▶ **WORK TO BE COMPLETED**
Write out the full listing exactly as given, minus the images.

>> START SUPPLIED RECORDS

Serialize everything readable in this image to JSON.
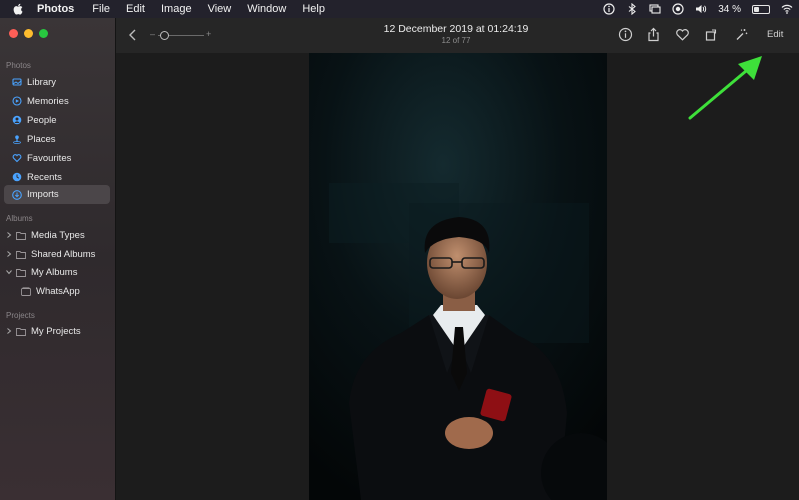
{
  "menubar": {
    "app_name": "Photos",
    "items": [
      "File",
      "Edit",
      "Image",
      "View",
      "Window",
      "Help"
    ],
    "battery_percent": "34 %",
    "battery_level": 0.34
  },
  "window": {
    "traffic_lights": [
      "close",
      "minimize",
      "zoom"
    ]
  },
  "sidebar": {
    "photos_section": "Photos",
    "photos_items": [
      {
        "label": "Library",
        "icon": "library-icon"
      },
      {
        "label": "Memories",
        "icon": "memories-icon"
      },
      {
        "label": "People",
        "icon": "people-icon"
      },
      {
        "label": "Places",
        "icon": "places-icon"
      },
      {
        "label": "Favourites",
        "icon": "heart-icon"
      },
      {
        "label": "Recents",
        "icon": "clock-icon"
      },
      {
        "label": "Imports",
        "icon": "imports-icon",
        "selected": true
      }
    ],
    "albums_section": "Albums",
    "albums_items": [
      {
        "label": "Media Types",
        "icon": "folder-icon",
        "expanded": false
      },
      {
        "label": "Shared Albums",
        "icon": "folder-icon",
        "expanded": false
      },
      {
        "label": "My Albums",
        "icon": "folder-icon",
        "expanded": true
      },
      {
        "label": "WhatsApp",
        "icon": "album-icon"
      }
    ],
    "projects_section": "Projects",
    "projects_items": [
      {
        "label": "My Projects",
        "icon": "folder-icon",
        "expanded": false
      }
    ]
  },
  "toolbar": {
    "title": "12 December 2019 at 01:24:19",
    "subtitle": "12 of 77",
    "edit_label": "Edit",
    "zoom_level": 0.05,
    "icons": [
      "info-icon",
      "share-icon",
      "heart-icon",
      "rotate-icon",
      "magic-wand-icon"
    ]
  },
  "colors": {
    "accent_arrow": "#3ee03a",
    "sidebar_selected": "#4b4649",
    "menubar": "#23222c"
  }
}
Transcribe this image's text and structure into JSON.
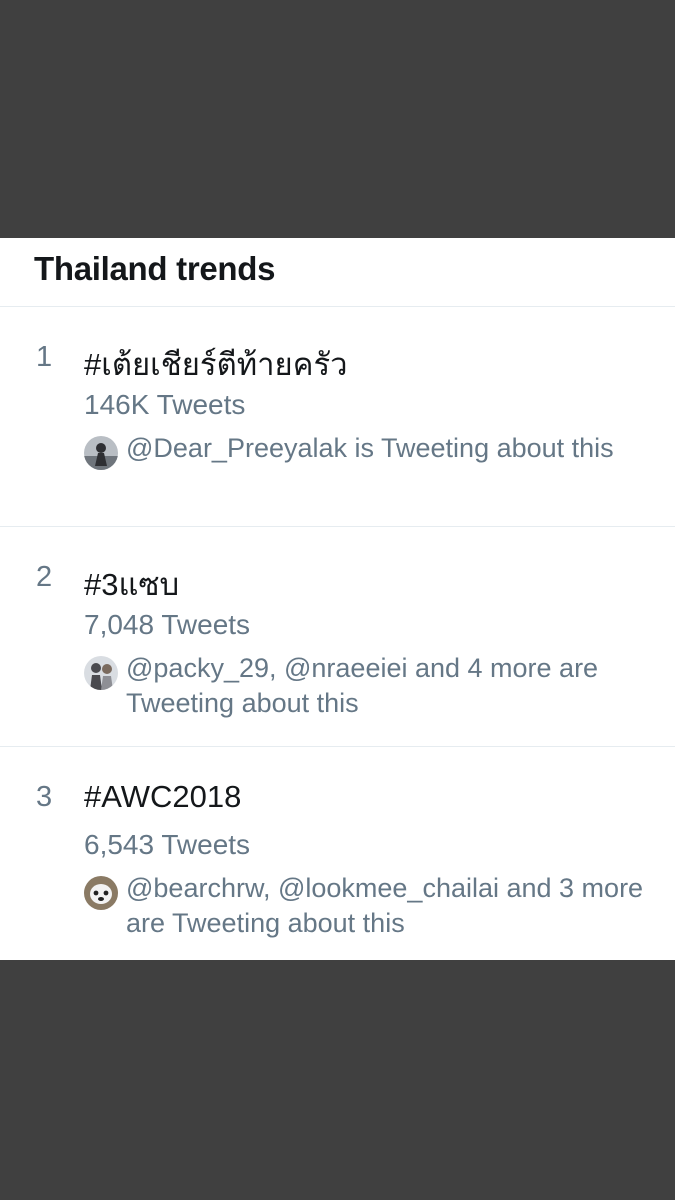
{
  "header": {
    "title": "Thailand trends"
  },
  "trends": [
    {
      "rank": "1",
      "tag": "#เต้ยเชียร์ตีท้ายครัว",
      "count": "146K Tweets",
      "context": "@Dear_Preeyalak is Tweeting about this"
    },
    {
      "rank": "2",
      "tag": "#3แซบ",
      "count": "7,048 Tweets",
      "context": "@packy_29, @nraeeiei and 4 more are Tweeting about this"
    },
    {
      "rank": "3",
      "tag": "#AWC2018",
      "count": "6,543 Tweets",
      "context": "@bearchrw, @lookmee_chailai and 3 more are Tweeting about this"
    }
  ],
  "colors": {
    "backdrop": "#404040",
    "panel": "#ffffff",
    "primary_text": "#14171a",
    "secondary_text": "#657786",
    "divider": "#e6ecf0"
  }
}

>> END SUPPLIED RECORDS

▶ **SOLUTION**
Serialize everything readable in this image to JSON.
{
  "menubar": {
    "app_name": "Photos",
    "items": [
      "File",
      "Edit",
      "Image",
      "View",
      "Window",
      "Help"
    ],
    "battery_percent": "34 %",
    "battery_level": 0.34
  },
  "window": {
    "traffic_lights": [
      "close",
      "minimize",
      "zoom"
    ]
  },
  "sidebar": {
    "photos_section": "Photos",
    "photos_items": [
      {
        "label": "Library",
        "icon": "library-icon"
      },
      {
        "label": "Memories",
        "icon": "memories-icon"
      },
      {
        "label": "People",
        "icon": "people-icon"
      },
      {
        "label": "Places",
        "icon": "places-icon"
      },
      {
        "label": "Favourites",
        "icon": "heart-icon"
      },
      {
        "label": "Recents",
        "icon": "clock-icon"
      },
      {
        "label": "Imports",
        "icon": "imports-icon",
        "selected": true
      }
    ],
    "albums_section": "Albums",
    "albums_items": [
      {
        "label": "Media Types",
        "icon": "folder-icon",
        "expanded": false
      },
      {
        "label": "Shared Albums",
        "icon": "folder-icon",
        "expanded": false
      },
      {
        "label": "My Albums",
        "icon": "folder-icon",
        "expanded": true
      },
      {
        "label": "WhatsApp",
        "icon": "album-icon"
      }
    ],
    "projects_section": "Projects",
    "projects_items": [
      {
        "label": "My Projects",
        "icon": "folder-icon",
        "expanded": false
      }
    ]
  },
  "toolbar": {
    "title": "12 December 2019 at 01:24:19",
    "subtitle": "12 of 77",
    "edit_label": "Edit",
    "zoom_level": 0.05,
    "icons": [
      "info-icon",
      "share-icon",
      "heart-icon",
      "rotate-icon",
      "magic-wand-icon"
    ]
  },
  "colors": {
    "accent_arrow": "#3ee03a",
    "sidebar_selected": "#4b4649",
    "menubar": "#23222c"
  }
}
Transcribe this image's text and structure into JSON.
{
  "header": {
    "title": "Thailand trends"
  },
  "trends": [
    {
      "rank": "1",
      "tag": "#เต้ยเชียร์ตีท้ายครัว",
      "count": "146K Tweets",
      "context": "@Dear_Preeyalak is Tweeting about this"
    },
    {
      "rank": "2",
      "tag": "#3แซบ",
      "count": "7,048 Tweets",
      "context": "@packy_29, @nraeeiei and 4 more are Tweeting about this"
    },
    {
      "rank": "3",
      "tag": "#AWC2018",
      "count": "6,543 Tweets",
      "context": "@bearchrw, @lookmee_chailai and 3 more are Tweeting about this"
    }
  ],
  "colors": {
    "backdrop": "#404040",
    "panel": "#ffffff",
    "primary_text": "#14171a",
    "secondary_text": "#657786",
    "divider": "#e6ecf0"
  }
}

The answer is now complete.